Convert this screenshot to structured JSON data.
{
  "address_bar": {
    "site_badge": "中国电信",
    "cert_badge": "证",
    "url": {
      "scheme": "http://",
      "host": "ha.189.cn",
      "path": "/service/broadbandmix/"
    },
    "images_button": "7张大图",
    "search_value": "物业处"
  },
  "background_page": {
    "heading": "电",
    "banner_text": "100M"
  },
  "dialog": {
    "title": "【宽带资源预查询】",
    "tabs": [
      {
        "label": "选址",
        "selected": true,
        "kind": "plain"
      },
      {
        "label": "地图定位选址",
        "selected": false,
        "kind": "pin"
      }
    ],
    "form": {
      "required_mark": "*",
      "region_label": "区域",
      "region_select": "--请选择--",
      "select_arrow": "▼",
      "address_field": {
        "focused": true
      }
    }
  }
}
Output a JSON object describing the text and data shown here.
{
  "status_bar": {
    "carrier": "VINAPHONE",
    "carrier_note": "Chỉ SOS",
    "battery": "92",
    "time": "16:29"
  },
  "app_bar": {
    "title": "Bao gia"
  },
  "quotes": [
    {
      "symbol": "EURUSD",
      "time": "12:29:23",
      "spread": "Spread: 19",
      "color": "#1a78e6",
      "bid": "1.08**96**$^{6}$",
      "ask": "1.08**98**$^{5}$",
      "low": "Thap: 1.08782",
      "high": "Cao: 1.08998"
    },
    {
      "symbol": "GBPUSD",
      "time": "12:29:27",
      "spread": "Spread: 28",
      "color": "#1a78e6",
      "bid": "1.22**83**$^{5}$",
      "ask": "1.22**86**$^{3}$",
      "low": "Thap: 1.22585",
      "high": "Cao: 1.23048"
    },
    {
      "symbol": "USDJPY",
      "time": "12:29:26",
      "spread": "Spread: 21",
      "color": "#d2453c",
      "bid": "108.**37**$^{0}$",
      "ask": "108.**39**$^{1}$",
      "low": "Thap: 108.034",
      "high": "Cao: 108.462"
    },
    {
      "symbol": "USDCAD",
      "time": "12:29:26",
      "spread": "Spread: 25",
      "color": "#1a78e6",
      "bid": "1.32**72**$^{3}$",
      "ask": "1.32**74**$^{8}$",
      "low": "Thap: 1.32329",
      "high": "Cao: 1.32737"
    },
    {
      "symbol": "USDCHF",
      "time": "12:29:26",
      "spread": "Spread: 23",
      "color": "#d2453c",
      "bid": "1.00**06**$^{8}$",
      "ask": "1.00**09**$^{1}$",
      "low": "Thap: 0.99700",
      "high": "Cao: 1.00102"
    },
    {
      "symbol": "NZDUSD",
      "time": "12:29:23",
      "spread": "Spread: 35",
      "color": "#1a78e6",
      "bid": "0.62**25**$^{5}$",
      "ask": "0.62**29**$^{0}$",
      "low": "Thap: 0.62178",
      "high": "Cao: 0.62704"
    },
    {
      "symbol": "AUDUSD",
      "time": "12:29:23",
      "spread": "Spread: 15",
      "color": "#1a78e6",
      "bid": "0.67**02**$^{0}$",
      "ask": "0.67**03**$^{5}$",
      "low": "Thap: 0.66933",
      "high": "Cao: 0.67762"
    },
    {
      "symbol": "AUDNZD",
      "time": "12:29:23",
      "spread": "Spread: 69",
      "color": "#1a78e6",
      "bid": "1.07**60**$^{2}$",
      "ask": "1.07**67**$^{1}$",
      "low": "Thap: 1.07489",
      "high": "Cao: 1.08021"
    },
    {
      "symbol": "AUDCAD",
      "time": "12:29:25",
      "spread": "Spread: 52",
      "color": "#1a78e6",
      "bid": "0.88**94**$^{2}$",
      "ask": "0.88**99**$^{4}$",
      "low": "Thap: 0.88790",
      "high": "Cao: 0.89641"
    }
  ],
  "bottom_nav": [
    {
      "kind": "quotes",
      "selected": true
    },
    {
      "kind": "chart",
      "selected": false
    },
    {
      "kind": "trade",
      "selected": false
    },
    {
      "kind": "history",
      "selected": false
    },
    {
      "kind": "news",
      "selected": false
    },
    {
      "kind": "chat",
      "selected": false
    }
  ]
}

============

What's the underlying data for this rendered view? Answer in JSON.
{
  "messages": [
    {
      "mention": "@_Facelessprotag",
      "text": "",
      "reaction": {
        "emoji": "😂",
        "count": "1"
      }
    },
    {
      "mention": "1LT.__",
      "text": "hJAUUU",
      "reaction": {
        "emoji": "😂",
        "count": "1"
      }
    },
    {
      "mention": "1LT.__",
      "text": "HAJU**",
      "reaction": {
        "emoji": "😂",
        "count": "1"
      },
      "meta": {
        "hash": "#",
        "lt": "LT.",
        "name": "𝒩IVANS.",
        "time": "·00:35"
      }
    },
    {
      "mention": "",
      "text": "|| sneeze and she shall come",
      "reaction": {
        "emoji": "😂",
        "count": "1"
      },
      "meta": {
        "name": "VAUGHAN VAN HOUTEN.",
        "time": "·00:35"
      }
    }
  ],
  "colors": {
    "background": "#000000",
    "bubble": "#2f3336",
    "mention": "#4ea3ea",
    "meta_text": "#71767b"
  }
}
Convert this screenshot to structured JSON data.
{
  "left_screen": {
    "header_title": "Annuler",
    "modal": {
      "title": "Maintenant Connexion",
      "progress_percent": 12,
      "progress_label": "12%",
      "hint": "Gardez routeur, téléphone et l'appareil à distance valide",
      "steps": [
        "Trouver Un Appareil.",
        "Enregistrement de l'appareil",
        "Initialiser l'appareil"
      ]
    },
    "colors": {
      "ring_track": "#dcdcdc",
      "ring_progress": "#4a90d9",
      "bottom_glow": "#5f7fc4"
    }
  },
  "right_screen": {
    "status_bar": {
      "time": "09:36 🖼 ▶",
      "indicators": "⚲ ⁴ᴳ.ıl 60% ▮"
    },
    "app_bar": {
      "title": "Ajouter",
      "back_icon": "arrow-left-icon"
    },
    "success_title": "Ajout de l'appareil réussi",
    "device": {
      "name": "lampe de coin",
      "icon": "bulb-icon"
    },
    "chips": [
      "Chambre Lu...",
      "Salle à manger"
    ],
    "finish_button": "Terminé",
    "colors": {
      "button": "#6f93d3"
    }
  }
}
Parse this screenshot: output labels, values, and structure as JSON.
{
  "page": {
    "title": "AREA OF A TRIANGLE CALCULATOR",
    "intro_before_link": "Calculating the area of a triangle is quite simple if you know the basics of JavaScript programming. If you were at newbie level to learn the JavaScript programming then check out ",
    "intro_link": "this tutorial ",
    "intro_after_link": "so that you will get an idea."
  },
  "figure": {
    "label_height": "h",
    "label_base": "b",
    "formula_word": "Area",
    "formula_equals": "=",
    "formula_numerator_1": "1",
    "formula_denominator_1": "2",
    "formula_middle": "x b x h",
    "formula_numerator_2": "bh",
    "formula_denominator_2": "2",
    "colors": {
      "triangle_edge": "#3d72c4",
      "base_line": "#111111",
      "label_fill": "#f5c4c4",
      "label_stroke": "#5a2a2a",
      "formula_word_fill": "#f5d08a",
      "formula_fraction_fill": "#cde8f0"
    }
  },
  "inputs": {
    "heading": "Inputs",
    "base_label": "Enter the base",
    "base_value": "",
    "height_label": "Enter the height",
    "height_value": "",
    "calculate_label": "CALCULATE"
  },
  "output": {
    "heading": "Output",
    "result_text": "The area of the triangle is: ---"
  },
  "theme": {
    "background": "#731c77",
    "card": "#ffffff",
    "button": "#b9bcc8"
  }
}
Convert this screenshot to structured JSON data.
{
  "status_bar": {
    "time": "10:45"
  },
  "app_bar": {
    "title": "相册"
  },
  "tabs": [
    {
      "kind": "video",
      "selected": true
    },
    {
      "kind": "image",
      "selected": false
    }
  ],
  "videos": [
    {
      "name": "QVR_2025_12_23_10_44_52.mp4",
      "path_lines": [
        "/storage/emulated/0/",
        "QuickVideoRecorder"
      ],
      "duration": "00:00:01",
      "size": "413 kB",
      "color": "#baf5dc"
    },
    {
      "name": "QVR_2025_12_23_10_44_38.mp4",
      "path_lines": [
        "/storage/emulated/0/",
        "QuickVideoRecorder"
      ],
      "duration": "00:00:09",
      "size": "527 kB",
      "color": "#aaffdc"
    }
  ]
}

============

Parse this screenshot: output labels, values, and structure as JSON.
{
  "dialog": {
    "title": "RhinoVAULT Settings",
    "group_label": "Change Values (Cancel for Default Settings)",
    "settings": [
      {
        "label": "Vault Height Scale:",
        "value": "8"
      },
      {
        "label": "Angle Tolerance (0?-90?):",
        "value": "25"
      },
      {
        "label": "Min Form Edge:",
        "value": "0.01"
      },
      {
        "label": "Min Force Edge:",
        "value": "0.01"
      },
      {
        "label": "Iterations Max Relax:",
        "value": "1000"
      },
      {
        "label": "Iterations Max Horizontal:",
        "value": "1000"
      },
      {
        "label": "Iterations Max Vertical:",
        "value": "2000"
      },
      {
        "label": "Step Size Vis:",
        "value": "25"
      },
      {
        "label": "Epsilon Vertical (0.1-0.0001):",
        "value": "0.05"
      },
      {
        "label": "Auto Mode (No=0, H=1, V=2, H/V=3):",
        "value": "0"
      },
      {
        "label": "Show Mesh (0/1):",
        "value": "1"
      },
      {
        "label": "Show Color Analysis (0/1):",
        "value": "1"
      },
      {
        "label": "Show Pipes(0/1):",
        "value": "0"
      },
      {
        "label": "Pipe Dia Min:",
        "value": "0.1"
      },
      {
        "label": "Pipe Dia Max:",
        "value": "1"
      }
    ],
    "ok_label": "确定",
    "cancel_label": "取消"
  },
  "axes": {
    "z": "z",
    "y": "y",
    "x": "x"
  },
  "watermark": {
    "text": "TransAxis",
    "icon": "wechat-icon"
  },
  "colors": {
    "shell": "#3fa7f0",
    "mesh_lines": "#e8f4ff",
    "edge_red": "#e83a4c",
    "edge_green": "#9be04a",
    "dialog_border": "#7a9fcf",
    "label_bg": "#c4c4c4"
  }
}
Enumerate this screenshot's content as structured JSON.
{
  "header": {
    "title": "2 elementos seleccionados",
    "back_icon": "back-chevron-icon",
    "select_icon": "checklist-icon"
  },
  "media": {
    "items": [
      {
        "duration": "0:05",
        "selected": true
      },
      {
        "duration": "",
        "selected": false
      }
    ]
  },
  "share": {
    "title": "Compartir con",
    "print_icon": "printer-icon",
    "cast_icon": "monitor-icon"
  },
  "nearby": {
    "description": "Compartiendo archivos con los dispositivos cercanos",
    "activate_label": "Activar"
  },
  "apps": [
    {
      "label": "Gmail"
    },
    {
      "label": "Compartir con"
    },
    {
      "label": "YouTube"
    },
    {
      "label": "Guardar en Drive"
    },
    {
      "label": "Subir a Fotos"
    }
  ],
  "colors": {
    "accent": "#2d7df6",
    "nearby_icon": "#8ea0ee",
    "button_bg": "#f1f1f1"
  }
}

============

◆ STATED PROBLEM ◆
Identify the lines above with the word "spread". Copy them.

◆ SOLUTION TO THIS TASK ◆
      "spread": "Spread: 19",
      "spread": "Spread: 28",
      "spread": "Spread: 21",
      "spread": "Spread: 25",
      "spread": "Spread: 23",
      "spread": "Spread: 35",
      "spread": "Spread: 15",
      "spread": "Spread: 69",
      "spread": "Spread: 52",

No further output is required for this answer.